▶ _Given request_: Copy out all lines where "خریدار" appears.

═══ Extracted data

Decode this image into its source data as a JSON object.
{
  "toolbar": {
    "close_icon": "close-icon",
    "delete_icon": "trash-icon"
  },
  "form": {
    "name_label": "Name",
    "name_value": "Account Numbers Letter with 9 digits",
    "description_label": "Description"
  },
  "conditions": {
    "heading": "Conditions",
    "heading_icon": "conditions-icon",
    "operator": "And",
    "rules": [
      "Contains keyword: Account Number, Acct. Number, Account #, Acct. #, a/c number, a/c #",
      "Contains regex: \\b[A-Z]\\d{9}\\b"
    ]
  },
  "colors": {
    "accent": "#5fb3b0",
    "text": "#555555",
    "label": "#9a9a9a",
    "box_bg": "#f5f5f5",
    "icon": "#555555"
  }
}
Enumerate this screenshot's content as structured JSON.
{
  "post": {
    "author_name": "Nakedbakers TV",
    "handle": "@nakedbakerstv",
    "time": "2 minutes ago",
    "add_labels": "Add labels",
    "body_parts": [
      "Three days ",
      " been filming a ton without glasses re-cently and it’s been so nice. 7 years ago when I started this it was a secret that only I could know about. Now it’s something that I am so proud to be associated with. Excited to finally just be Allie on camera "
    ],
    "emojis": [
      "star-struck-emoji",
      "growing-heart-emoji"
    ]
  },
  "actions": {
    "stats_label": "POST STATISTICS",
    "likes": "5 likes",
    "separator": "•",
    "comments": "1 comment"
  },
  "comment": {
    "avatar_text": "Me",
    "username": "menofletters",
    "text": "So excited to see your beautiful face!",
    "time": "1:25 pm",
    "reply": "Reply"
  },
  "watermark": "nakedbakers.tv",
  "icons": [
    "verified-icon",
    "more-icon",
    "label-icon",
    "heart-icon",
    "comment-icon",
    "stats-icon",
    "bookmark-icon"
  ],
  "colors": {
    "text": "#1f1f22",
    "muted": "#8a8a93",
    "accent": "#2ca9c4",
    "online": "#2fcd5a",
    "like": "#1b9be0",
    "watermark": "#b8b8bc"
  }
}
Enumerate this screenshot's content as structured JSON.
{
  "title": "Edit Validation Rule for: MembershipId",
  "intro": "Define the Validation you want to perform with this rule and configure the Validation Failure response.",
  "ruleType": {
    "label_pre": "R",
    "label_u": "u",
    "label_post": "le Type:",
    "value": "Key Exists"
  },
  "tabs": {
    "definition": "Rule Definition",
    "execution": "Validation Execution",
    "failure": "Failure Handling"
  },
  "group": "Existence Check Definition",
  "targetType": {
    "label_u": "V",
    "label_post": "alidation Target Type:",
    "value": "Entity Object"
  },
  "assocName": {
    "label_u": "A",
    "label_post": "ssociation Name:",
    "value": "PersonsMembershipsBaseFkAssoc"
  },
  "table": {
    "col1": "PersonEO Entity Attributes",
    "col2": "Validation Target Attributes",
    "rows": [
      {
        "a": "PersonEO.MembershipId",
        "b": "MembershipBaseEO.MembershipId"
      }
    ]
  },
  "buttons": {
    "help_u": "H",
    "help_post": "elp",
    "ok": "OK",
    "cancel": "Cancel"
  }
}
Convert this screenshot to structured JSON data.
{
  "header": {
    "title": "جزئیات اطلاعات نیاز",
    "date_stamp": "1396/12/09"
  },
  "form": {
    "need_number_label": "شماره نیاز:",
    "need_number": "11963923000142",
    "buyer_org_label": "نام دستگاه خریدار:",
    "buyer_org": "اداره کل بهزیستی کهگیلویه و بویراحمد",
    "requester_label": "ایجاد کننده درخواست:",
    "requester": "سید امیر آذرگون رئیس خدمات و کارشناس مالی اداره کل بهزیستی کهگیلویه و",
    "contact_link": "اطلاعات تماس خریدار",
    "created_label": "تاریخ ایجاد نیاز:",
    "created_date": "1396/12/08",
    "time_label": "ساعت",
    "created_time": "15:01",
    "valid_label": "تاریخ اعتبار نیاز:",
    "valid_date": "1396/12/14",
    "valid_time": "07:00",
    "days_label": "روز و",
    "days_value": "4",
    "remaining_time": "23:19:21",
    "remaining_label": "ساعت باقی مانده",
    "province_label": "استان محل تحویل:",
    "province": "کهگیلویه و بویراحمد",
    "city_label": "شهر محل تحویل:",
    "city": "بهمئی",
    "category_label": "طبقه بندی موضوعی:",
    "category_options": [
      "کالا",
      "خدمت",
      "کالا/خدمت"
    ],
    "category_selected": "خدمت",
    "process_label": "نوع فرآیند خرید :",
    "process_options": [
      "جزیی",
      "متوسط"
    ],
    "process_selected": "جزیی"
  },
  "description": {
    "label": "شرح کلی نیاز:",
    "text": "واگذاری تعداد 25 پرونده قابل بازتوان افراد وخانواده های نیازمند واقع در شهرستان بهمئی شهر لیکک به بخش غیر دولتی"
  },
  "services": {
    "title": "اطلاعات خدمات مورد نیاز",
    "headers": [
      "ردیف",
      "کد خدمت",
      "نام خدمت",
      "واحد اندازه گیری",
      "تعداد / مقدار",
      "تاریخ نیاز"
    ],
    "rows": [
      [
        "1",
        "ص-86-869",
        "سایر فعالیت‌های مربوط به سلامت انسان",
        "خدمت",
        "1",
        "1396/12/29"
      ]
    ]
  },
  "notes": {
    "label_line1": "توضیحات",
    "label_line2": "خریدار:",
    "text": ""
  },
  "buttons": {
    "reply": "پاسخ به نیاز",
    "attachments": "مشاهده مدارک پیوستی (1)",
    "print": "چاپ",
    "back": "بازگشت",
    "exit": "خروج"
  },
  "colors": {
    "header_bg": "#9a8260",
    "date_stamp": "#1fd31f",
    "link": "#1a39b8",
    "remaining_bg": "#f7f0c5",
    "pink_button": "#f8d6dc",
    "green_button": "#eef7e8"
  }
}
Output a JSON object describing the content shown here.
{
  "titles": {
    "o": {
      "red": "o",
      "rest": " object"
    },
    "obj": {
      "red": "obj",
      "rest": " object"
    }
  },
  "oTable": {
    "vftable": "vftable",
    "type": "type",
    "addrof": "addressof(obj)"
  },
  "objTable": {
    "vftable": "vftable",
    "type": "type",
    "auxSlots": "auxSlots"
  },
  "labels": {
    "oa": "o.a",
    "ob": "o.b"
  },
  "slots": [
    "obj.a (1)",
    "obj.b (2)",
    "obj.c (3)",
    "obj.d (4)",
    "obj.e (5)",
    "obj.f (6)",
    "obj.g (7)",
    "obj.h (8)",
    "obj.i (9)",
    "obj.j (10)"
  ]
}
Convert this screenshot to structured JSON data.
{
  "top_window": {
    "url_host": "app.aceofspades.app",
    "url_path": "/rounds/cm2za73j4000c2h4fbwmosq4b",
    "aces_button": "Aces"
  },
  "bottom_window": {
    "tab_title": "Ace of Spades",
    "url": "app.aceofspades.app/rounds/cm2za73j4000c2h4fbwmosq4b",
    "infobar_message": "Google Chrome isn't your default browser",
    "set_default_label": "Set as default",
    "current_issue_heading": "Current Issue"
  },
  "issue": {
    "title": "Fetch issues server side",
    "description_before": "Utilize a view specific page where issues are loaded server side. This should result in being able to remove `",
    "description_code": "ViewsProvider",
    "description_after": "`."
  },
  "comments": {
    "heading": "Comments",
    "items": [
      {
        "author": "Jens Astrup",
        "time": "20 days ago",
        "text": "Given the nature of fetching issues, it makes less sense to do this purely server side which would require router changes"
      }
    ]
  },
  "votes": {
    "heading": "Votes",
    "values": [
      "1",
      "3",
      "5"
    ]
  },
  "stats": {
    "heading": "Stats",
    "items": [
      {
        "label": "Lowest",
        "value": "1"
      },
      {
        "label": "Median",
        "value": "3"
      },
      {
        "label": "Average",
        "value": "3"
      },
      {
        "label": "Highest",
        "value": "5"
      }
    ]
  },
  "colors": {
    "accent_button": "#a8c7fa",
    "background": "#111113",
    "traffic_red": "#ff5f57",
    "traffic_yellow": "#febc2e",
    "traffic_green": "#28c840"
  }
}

══════

▶ _Expected answer_:
    "buyer_org_label": "نام دستگاه خریدار:",
    "contact_link": "اطلاعات تماس خریدار",
    "label_line2": "خریدار:",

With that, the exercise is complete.